What you are asked to do:
Skip the images. Copy the records exactly as written.

Data shown:

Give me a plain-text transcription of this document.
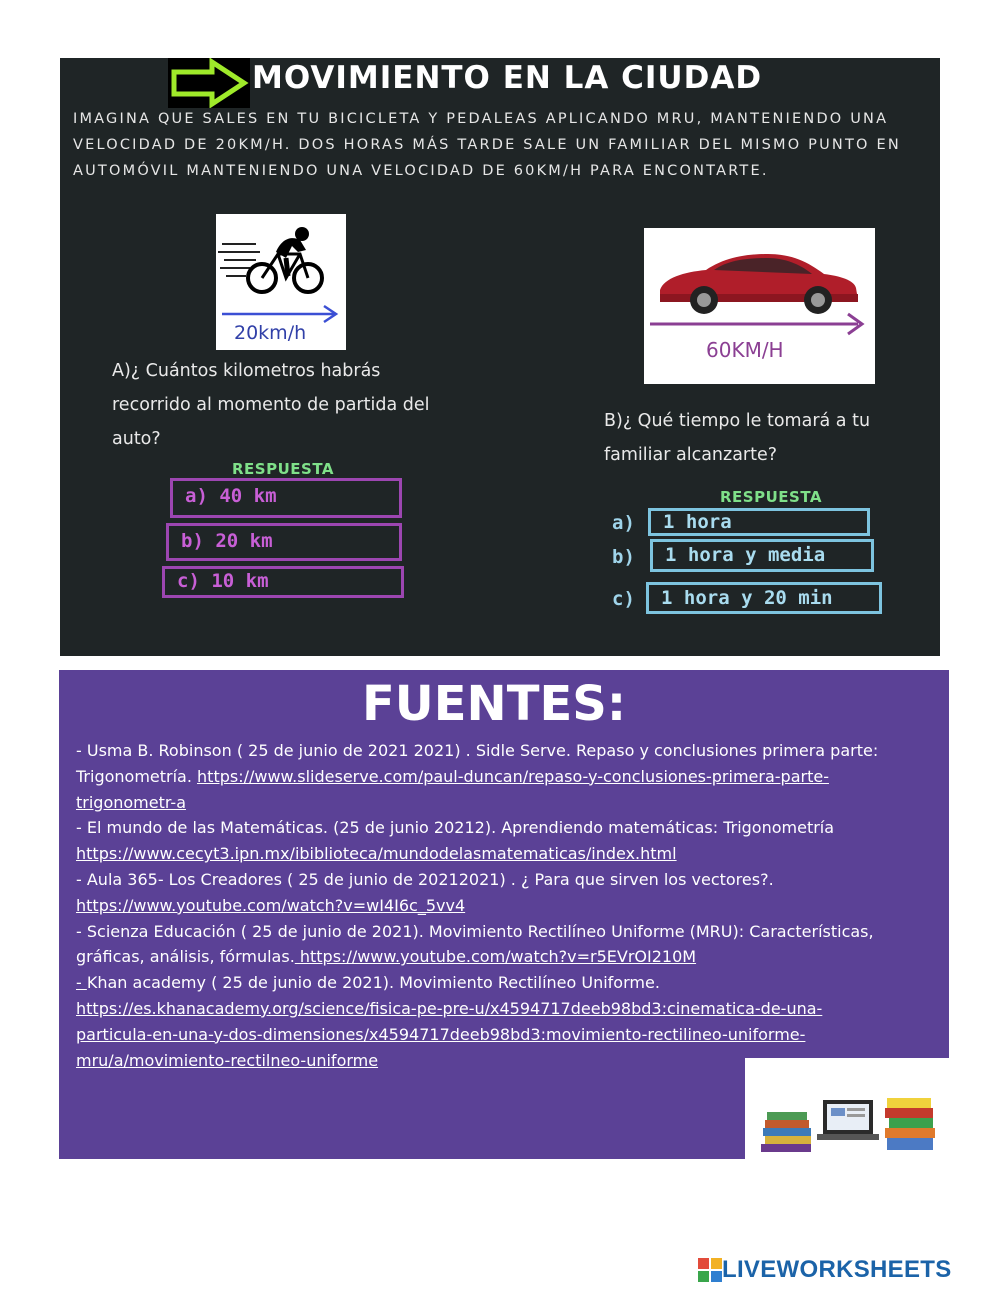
MOVIMIENTO EN LA CIUDAD

IMAGINA QUE SALES EN TU BICICLETA Y PEDALEAS APLICANDO MRU, MANTENIENDO UNA VELOCIDAD DE 20KM/H. DOS HORAS MÁS TARDE SALE UN FAMILIAR DEL MISMO PUNTO EN AUTOMÓVIL MANTENIENDO UNA VELOCIDAD DE 60KM/H PARA ENCONTARTE.

20km/h
60KM/H

A)¿ Cuántos kilometros habrás recorrido al momento de partida del auto?

RESPUESTA

a) 40 km
b) 20 km
c) 10 km

B)¿ Qué tiempo le tomará a tu familiar alcanzarte?

RESPUESTA

a)
b)
c)
1 hora
1 hora y media
1 hora y 20 min
FUENTES:
- Usma B. Robinson ( 25 de junio de 2021 2021) . Sidle Serve. Repaso y conclusiones primera parte: Trigonometría. https://www.slideserve.com/paul-duncan/repaso-y-conclusiones-primera-parte-trigonometr-a
- El mundo de las Matemáticas. (25 de junio 20212). Aprendiendo matemáticas: Trigonometría https://www.cecyt3.ipn.mx/ibiblioteca/mundodelasmatematicas/index.html
- Aula 365- Los Creadores ( 25 de junio de 20212021) . ¿ Para que sirven los vectores?. https://www.youtube.com/watch?v=wI4I6c_5vv4
- Scienza Educación ( 25 de junio de 2021). Movimiento Rectilíneo Uniforme (MRU): Características, gráficas, análisis, fórmulas. https://www.youtube.com/watch?v=r5EVrOI210M
- Khan academy ( 25 de junio de 2021). Movimiento Rectilíneo Uniforme.
https://es.khanacademy.org/science/fisica-pe-pre-u/x4594717deeb98bd3:cinematica-de-una-particula-en-una-y-dos-dimensiones/x4594717deeb98bd3:movimiento-rectilineo-uniforme-mru/a/movimiento-rectilneo-uniforme
LIVEWORKSHEETS
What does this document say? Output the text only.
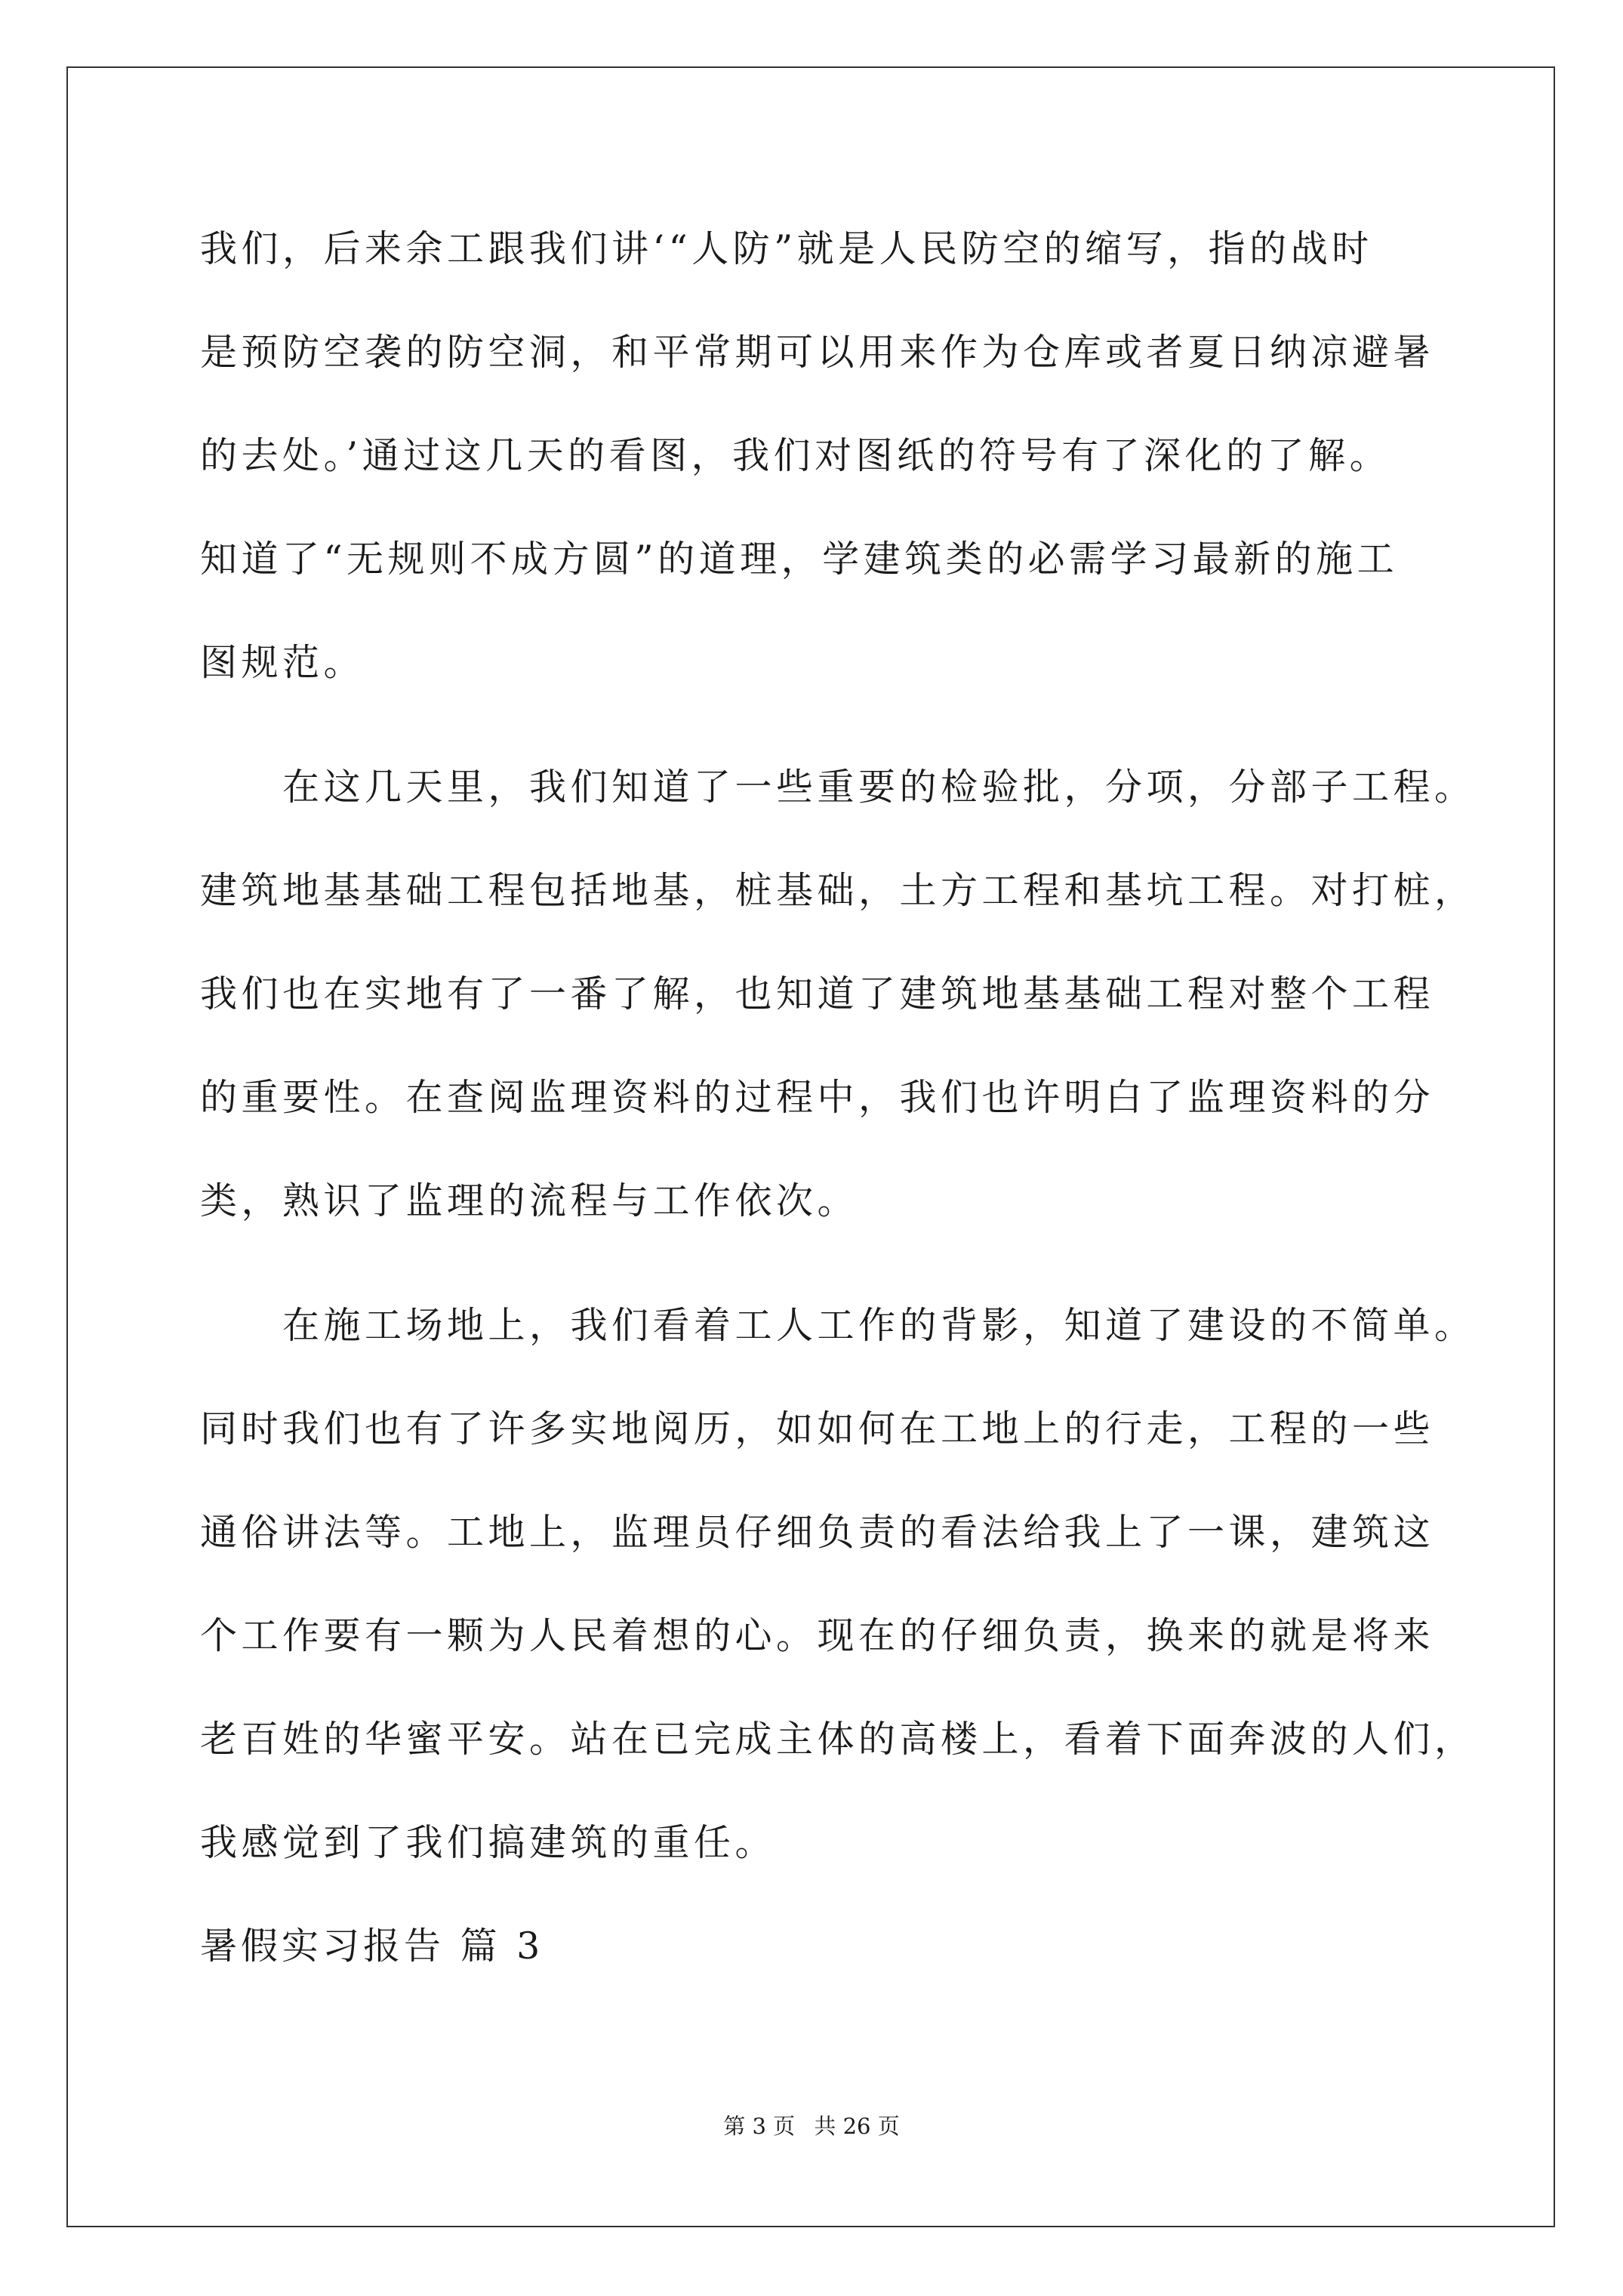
我们，后来余工跟我们讲‘“人防”就是人民防空的缩写，指的战时
是预防空袭的防空洞，和平常期可以用来作为仓库或者夏日纳凉避暑
的去处。’通过这几天的看图，我们对图纸的符号有了深化的了解。
知道了“无规则不成方圆”的道理，学建筑类的必需学习最新的施工
图规范。
在这几天里，我们知道了一些重要的检验批，分项，分部子工程。
建筑地基基础工程包括地基，桩基础，土方工程和基坑工程。对打桩，
我们也在实地有了一番了解，也知道了建筑地基基础工程对整个工程
的重要性。在查阅监理资料的过程中，我们也许明白了监理资料的分
类，熟识了监理的流程与工作依次。
在施工场地上，我们看着工人工作的背影，知道了建设的不简单。
同时我们也有了许多实地阅历，如如何在工地上的行走，工程的一些
通俗讲法等。工地上，监理员仔细负责的看法给我上了一课，建筑这
个工作要有一颗为人民着想的心。现在的仔细负责，换来的就是将来
老百姓的华蜜平安。站在已完成主体的高楼上，看着下面奔波的人们，
我感觉到了我们搞建筑的重任。
暑假实习报告 篇 3
第 3 页 共 26 页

Exercise solution:
Give me a plain-text transcription of this document.
MOVIMIENTO EN LA CIUDAD

IMAGINA QUE SALES EN TU BICICLETA Y PEDALEAS APLICANDO MRU, MANTENIENDO UNA VELOCIDAD DE 20KM/H. DOS HORAS MÁS TARDE SALE UN FAMILIAR DEL MISMO PUNTO EN AUTOMÓVIL MANTENIENDO UNA VELOCIDAD DE 60KM/H PARA ENCONTARTE.

20km/h
60KM/H

A)¿ Cuántos kilometros habrás recorrido al momento de partida del auto?

RESPUESTA

a) 40 km
b) 20 km
c) 10 km

B)¿ Qué tiempo le tomará a tu familiar alcanzarte?

RESPUESTA

a)
b)
c)
1 hora
1 hora y media
1 hora y 20 min
FUENTES:
- Usma B. Robinson ( 25 de junio de 2021 2021) . Sidle Serve. Repaso y conclusiones primera parte: Trigonometría. https://www.slideserve.com/paul-duncan/repaso-y-conclusiones-primera-parte-trigonometr-a
- El mundo de las Matemáticas. (25 de junio 20212). Aprendiendo matemáticas: Trigonometría https://www.cecyt3.ipn.mx/ibiblioteca/mundodelasmatematicas/index.html
- Aula 365- Los Creadores ( 25 de junio de 20212021) . ¿ Para que sirven los vectores?. https://www.youtube.com/watch?v=wI4I6c_5vv4
- Scienza Educación ( 25 de junio de 2021). Movimiento Rectilíneo Uniforme (MRU): Características, gráficas, análisis, fórmulas. https://www.youtube.com/watch?v=r5EVrOI210M
- Khan academy ( 25 de junio de 2021). Movimiento Rectilíneo Uniforme.
https://es.khanacademy.org/science/fisica-pe-pre-u/x4594717deeb98bd3:cinematica-de-una-particula-en-una-y-dos-dimensiones/x4594717deeb98bd3:movimiento-rectilineo-uniforme-mru/a/movimiento-rectilneo-uniforme
LIVEWORKSHEETS
What does this document say? Output the text only.
我们，后来余工跟我们讲‘“人防”就是人民防空的缩写，指的战时
是预防空袭的防空洞，和平常期可以用来作为仓库或者夏日纳凉避暑
的去处。’通过这几天的看图，我们对图纸的符号有了深化的了解。
知道了“无规则不成方圆”的道理，学建筑类的必需学习最新的施工
图规范。
在这几天里，我们知道了一些重要的检验批，分项，分部子工程。
建筑地基基础工程包括地基，桩基础，土方工程和基坑工程。对打桩，
我们也在实地有了一番了解，也知道了建筑地基基础工程对整个工程
的重要性。在查阅监理资料的过程中，我们也许明白了监理资料的分
类，熟识了监理的流程与工作依次。
在施工场地上，我们看着工人工作的背影，知道了建设的不简单。
同时我们也有了许多实地阅历，如如何在工地上的行走，工程的一些
通俗讲法等。工地上，监理员仔细负责的看法给我上了一课，建筑这
个工作要有一颗为人民着想的心。现在的仔细负责，换来的就是将来
老百姓的华蜜平安。站在已完成主体的高楼上，看着下面奔波的人们，
我感觉到了我们搞建筑的重任。
暑假实习报告 篇 3
第 3 页 共 26 页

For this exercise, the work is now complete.